• [Exercise prompt]
Extract the full set of records, then give each one again exactly.

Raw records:

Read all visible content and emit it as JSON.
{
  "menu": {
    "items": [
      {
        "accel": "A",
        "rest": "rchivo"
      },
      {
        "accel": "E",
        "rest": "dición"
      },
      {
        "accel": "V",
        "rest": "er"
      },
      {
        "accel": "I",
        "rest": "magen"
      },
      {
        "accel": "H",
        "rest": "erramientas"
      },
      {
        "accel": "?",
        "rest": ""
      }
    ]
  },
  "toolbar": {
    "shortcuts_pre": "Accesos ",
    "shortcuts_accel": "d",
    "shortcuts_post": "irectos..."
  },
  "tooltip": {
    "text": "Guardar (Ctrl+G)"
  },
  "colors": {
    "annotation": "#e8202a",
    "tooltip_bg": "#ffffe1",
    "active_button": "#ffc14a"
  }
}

• [Response to the exercise]
Read all visible content and emit it as JSON.
{
  "menu": {
    "items": [
      {
        "accel": "A",
        "rest": "rchivo"
      },
      {
        "accel": "E",
        "rest": "dición"
      },
      {
        "accel": "V",
        "rest": "er"
      },
      {
        "accel": "I",
        "rest": "magen"
      },
      {
        "accel": "H",
        "rest": "erramientas"
      },
      {
        "accel": "?",
        "rest": ""
      }
    ]
  },
  "toolbar": {
    "shortcuts_pre": "Accesos ",
    "shortcuts_accel": "d",
    "shortcuts_post": "irectos..."
  },
  "tooltip": {
    "text": "Guardar (Ctrl+G)"
  },
  "colors": {
    "annotation": "#e8202a",
    "tooltip_bg": "#ffffe1",
    "active_button": "#ffc14a"
  }
}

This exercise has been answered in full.